## Aim
Write out the whole listing exactly as it stands.

## Data to use
• • • • • • •

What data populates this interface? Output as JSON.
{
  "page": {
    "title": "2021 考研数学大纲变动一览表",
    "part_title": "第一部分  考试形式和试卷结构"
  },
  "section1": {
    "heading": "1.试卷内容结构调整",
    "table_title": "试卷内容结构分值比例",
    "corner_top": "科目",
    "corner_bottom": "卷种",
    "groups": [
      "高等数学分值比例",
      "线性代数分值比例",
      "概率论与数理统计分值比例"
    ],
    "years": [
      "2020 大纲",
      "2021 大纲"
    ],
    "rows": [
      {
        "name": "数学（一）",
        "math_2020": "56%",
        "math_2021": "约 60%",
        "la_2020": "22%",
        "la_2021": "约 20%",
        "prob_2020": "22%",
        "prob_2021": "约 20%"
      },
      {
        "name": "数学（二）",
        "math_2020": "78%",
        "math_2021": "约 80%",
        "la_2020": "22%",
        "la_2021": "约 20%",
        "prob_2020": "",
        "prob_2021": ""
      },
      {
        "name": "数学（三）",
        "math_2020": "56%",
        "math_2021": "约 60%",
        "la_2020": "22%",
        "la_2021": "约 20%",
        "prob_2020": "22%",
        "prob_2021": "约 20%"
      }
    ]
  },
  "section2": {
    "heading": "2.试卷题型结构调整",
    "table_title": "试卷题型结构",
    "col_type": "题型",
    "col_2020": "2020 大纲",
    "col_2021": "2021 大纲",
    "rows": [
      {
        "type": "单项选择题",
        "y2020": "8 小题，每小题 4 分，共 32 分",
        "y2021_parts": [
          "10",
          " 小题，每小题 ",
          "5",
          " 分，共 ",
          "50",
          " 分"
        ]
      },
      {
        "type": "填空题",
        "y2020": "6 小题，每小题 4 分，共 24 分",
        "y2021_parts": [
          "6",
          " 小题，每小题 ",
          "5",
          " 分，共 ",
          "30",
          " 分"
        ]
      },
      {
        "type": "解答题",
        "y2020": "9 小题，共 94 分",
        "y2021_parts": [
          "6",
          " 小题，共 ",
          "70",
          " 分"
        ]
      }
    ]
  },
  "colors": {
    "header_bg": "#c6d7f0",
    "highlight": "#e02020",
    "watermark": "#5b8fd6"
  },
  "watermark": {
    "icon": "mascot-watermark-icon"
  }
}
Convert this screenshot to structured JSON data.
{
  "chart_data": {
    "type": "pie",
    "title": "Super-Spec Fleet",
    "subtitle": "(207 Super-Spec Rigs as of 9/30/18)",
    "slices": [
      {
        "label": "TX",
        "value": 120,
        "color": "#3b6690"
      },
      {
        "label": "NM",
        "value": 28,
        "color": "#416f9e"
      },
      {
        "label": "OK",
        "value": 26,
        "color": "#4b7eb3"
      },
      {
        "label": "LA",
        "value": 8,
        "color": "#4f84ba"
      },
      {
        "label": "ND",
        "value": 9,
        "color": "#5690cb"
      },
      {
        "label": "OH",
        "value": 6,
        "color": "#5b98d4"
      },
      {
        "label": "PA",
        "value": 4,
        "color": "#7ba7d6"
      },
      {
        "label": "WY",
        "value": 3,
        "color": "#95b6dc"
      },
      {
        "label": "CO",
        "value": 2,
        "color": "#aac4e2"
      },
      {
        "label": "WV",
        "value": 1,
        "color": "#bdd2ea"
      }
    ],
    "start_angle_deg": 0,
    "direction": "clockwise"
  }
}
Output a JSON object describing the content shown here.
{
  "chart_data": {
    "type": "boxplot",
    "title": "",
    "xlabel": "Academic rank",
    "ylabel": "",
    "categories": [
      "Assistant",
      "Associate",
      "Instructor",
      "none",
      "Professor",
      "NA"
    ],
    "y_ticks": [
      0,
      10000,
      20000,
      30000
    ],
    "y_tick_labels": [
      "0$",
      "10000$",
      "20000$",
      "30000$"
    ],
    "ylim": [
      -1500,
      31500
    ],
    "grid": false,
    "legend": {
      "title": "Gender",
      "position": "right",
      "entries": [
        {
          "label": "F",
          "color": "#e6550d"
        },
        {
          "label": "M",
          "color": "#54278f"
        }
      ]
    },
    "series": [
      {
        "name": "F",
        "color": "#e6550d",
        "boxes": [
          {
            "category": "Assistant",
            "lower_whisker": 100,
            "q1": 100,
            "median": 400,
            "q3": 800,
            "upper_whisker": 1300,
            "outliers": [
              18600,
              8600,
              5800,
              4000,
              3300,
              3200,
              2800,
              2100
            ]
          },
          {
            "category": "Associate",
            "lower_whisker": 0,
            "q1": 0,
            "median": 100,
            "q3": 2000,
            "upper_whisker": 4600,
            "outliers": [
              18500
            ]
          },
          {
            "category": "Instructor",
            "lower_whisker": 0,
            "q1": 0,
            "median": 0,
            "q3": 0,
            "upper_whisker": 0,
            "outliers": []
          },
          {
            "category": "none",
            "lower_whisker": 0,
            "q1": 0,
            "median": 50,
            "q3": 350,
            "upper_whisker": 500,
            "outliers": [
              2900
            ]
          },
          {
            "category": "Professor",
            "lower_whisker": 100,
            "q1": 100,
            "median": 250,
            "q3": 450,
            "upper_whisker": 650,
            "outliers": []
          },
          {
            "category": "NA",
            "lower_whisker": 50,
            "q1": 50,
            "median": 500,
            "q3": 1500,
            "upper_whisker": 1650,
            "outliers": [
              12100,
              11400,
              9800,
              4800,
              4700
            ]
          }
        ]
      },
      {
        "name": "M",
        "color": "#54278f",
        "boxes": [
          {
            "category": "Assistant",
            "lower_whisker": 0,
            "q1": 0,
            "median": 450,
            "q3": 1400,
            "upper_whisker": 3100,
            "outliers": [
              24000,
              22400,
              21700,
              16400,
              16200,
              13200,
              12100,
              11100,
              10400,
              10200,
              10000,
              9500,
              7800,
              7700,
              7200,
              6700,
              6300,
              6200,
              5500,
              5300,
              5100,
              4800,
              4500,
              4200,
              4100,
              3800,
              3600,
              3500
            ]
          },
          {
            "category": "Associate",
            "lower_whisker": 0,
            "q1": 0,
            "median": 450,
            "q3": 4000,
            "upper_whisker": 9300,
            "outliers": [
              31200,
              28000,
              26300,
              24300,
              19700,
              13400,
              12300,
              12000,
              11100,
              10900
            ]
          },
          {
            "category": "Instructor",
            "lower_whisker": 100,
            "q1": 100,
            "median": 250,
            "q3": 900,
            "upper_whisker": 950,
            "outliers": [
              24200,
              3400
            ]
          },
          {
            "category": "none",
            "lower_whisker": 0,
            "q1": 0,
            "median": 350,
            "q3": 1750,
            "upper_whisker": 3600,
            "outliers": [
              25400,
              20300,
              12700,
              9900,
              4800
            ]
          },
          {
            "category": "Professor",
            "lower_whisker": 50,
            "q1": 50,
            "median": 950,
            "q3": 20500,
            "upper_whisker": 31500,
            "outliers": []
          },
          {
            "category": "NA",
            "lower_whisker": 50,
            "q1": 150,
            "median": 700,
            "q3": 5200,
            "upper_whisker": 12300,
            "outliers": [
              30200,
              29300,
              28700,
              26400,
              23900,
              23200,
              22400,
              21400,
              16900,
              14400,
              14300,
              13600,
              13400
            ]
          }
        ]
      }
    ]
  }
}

• • • • • • •

## Solution below
What data populates this interface? Output as JSON.
{
  "page": {
    "title": "2021 考研数学大纲变动一览表",
    "part_title": "第一部分  考试形式和试卷结构"
  },
  "section1": {
    "heading": "1.试卷内容结构调整",
    "table_title": "试卷内容结构分值比例",
    "corner_top": "科目",
    "corner_bottom": "卷种",
    "groups": [
      "高等数学分值比例",
      "线性代数分值比例",
      "概率论与数理统计分值比例"
    ],
    "years": [
      "2020 大纲",
      "2021 大纲"
    ],
    "rows": [
      {
        "name": "数学（一）",
        "math_2020": "56%",
        "math_2021": "约 60%",
        "la_2020": "22%",
        "la_2021": "约 20%",
        "prob_2020": "22%",
        "prob_2021": "约 20%"
      },
      {
        "name": "数学（二）",
        "math_2020": "78%",
        "math_2021": "约 80%",
        "la_2020": "22%",
        "la_2021": "约 20%",
        "prob_2020": "",
        "prob_2021": ""
      },
      {
        "name": "数学（三）",
        "math_2020": "56%",
        "math_2021": "约 60%",
        "la_2020": "22%",
        "la_2021": "约 20%",
        "prob_2020": "22%",
        "prob_2021": "约 20%"
      }
    ]
  },
  "section2": {
    "heading": "2.试卷题型结构调整",
    "table_title": "试卷题型结构",
    "col_type": "题型",
    "col_2020": "2020 大纲",
    "col_2021": "2021 大纲",
    "rows": [
      {
        "type": "单项选择题",
        "y2020": "8 小题，每小题 4 分，共 32 分",
        "y2021_parts": [
          "10",
          " 小题，每小题 ",
          "5",
          " 分，共 ",
          "50",
          " 分"
        ]
      },
      {
        "type": "填空题",
        "y2020": "6 小题，每小题 4 分，共 24 分",
        "y2021_parts": [
          "6",
          " 小题，每小题 ",
          "5",
          " 分，共 ",
          "30",
          " 分"
        ]
      },
      {
        "type": "解答题",
        "y2020": "9 小题，共 94 分",
        "y2021_parts": [
          "6",
          " 小题，共 ",
          "70",
          " 分"
        ]
      }
    ]
  },
  "colors": {
    "header_bg": "#c6d7f0",
    "highlight": "#e02020",
    "watermark": "#5b8fd6"
  },
  "watermark": {
    "icon": "mascot-watermark-icon"
  }
}
Convert this screenshot to structured JSON data.
{
  "chart_data": {
    "type": "pie",
    "title": "Super-Spec Fleet",
    "subtitle": "(207 Super-Spec Rigs as of 9/30/18)",
    "slices": [
      {
        "label": "TX",
        "value": 120,
        "color": "#3b6690"
      },
      {
        "label": "NM",
        "value": 28,
        "color": "#416f9e"
      },
      {
        "label": "OK",
        "value": 26,
        "color": "#4b7eb3"
      },
      {
        "label": "LA",
        "value": 8,
        "color": "#4f84ba"
      },
      {
        "label": "ND",
        "value": 9,
        "color": "#5690cb"
      },
      {
        "label": "OH",
        "value": 6,
        "color": "#5b98d4"
      },
      {
        "label": "PA",
        "value": 4,
        "color": "#7ba7d6"
      },
      {
        "label": "WY",
        "value": 3,
        "color": "#95b6dc"
      },
      {
        "label": "CO",
        "value": 2,
        "color": "#aac4e2"
      },
      {
        "label": "WV",
        "value": 1,
        "color": "#bdd2ea"
      }
    ],
    "start_angle_deg": 0,
    "direction": "clockwise"
  }
}
Output a JSON object describing the content shown here.
{
  "chart_data": {
    "type": "boxplot",
    "title": "",
    "xlabel": "Academic rank",
    "ylabel": "",
    "categories": [
      "Assistant",
      "Associate",
      "Instructor",
      "none",
      "Professor",
      "NA"
    ],
    "y_ticks": [
      0,
      10000,
      20000,
      30000
    ],
    "y_tick_labels": [
      "0$",
      "10000$",
      "20000$",
      "30000$"
    ],
    "ylim": [
      -1500,
      31500
    ],
    "grid": false,
    "legend": {
      "title": "Gender",
      "position": "right",
      "entries": [
        {
          "label": "F",
          "color": "#e6550d"
        },
        {
          "label": "M",
          "color": "#54278f"
        }
      ]
    },
    "series": [
      {
        "name": "F",
        "color": "#e6550d",
        "boxes": [
          {
            "category": "Assistant",
            "lower_whisker": 100,
            "q1": 100,
            "median": 400,
            "q3": 800,
            "upper_whisker": 1300,
            "outliers": [
              18600,
              8600,
              5800,
              4000,
              3300,
              3200,
              2800,
              2100
            ]
          },
          {
            "category": "Associate",
            "lower_whisker": 0,
            "q1": 0,
            "median": 100,
            "q3": 2000,
            "upper_whisker": 4600,
            "outliers": [
              18500
            ]
          },
          {
            "category": "Instructor",
            "lower_whisker": 0,
            "q1": 0,
            "median": 0,
            "q3": 0,
            "upper_whisker": 0,
            "outliers": []
          },
          {
            "category": "none",
            "lower_whisker": 0,
            "q1": 0,
            "median": 50,
            "q3": 350,
            "upper_whisker": 500,
            "outliers": [
              2900
            ]
          },
          {
            "category": "Professor",
            "lower_whisker": 100,
            "q1": 100,
            "median": 250,
            "q3": 450,
            "upper_whisker": 650,
            "outliers": []
          },
          {
            "category": "NA",
            "lower_whisker": 50,
            "q1": 50,
            "median": 500,
            "q3": 1500,
            "upper_whisker": 1650,
            "outliers": [
              12100,
              11400,
              9800,
              4800,
              4700
            ]
          }
        ]
      },
      {
        "name": "M",
        "color": "#54278f",
        "boxes": [
          {
            "category": "Assistant",
            "lower_whisker": 0,
            "q1": 0,
            "median": 450,
            "q3": 1400,
            "upper_whisker": 3100,
            "outliers": [
              24000,
              22400,
              21700,
              16400,
              16200,
              13200,
              12100,
              11100,
              10400,
              10200,
              10000,
              9500,
              7800,
              7700,
              7200,
              6700,
              6300,
              6200,
              5500,
              5300,
              5100,
              4800,
              4500,
              4200,
              4100,
              3800,
              3600,
              3500
            ]
          },
          {
            "category": "Associate",
            "lower_whisker": 0,
            "q1": 0,
            "median": 450,
            "q3": 4000,
            "upper_whisker": 9300,
            "outliers": [
              31200,
              28000,
              26300,
              24300,
              19700,
              13400,
              12300,
              12000,
              11100,
              10900
            ]
          },
          {
            "category": "Instructor",
            "lower_whisker": 100,
            "q1": 100,
            "median": 250,
            "q3": 900,
            "upper_whisker": 950,
            "outliers": [
              24200,
              3400
            ]
          },
          {
            "category": "none",
            "lower_whisker": 0,
            "q1": 0,
            "median": 350,
            "q3": 1750,
            "upper_whisker": 3600,
            "outliers": [
              25400,
              20300,
              12700,
              9900,
              4800
            ]
          },
          {
            "category": "Professor",
            "lower_whisker": 50,
            "q1": 50,
            "median": 950,
            "q3": 20500,
            "upper_whisker": 31500,
            "outliers": []
          },
          {
            "category": "NA",
            "lower_whisker": 50,
            "q1": 150,
            "median": 700,
            "q3": 5200,
            "upper_whisker": 12300,
            "outliers": [
              30200,
              29300,
              28700,
              26400,
              23900,
              23200,
              22400,
              21400,
              16900,
              14400,
              14300,
              13600,
              13400
            ]
          }
        ]
      }
    ]
  }
}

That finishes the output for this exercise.